Extracted material
* START *

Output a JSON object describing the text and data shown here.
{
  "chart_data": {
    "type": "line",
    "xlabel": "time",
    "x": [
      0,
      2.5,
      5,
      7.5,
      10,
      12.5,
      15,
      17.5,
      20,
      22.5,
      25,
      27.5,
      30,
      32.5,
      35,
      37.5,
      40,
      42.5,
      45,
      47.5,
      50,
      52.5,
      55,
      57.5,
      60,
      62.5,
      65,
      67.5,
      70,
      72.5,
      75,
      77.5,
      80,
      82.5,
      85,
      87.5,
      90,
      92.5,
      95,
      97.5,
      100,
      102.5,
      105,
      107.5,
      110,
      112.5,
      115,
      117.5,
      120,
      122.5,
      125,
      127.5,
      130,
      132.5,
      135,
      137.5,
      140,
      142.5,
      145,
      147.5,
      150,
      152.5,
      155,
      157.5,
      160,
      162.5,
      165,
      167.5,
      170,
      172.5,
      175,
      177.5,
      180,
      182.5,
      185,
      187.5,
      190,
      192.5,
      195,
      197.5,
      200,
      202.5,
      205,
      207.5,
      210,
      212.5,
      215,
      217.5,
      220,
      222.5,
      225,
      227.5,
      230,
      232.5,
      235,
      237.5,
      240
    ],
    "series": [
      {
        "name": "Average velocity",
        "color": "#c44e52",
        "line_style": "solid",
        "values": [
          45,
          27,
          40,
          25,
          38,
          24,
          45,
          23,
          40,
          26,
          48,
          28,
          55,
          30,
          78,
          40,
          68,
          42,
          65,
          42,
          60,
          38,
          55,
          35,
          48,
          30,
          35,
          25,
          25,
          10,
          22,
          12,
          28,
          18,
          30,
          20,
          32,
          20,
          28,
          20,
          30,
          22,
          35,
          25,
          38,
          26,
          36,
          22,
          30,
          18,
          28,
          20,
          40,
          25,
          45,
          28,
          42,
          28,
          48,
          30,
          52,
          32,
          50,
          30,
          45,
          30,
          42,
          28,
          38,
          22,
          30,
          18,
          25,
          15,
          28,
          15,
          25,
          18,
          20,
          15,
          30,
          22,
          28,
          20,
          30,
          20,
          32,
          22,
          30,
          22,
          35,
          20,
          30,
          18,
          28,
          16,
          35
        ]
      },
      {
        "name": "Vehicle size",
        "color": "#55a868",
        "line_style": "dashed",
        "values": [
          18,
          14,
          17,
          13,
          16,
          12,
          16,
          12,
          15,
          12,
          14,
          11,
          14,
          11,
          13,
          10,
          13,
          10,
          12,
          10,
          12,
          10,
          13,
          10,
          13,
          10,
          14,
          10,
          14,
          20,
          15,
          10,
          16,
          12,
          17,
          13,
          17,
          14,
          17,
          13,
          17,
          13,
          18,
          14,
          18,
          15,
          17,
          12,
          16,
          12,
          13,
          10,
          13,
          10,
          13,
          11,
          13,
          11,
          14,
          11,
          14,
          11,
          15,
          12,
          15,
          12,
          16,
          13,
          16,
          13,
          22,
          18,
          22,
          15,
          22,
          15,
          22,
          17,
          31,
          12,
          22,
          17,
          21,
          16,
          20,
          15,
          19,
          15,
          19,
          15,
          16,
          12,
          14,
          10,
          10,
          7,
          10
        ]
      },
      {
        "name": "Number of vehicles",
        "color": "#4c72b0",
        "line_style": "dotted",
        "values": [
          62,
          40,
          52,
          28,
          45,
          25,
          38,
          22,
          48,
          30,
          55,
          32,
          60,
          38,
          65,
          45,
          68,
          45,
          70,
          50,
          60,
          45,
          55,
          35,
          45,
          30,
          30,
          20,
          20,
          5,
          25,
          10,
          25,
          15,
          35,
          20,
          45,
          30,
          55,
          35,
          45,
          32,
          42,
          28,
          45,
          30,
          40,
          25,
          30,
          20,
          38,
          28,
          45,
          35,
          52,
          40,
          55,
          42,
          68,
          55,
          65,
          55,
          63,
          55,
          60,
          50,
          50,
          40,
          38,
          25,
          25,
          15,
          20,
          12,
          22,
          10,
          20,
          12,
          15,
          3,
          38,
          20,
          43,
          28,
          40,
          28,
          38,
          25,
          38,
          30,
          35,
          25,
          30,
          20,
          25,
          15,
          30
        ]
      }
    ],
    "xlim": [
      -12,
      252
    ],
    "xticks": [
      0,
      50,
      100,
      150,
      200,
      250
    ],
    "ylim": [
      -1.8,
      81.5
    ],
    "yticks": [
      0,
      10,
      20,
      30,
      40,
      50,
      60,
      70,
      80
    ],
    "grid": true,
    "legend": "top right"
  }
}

* END *

Exercise details
Gather up, from the records above, each line where the word "name" appears.

Result of the exercise
        "name": "Average velocity",
        "name": "Vehicle size",
        "name": "Number of vehicles",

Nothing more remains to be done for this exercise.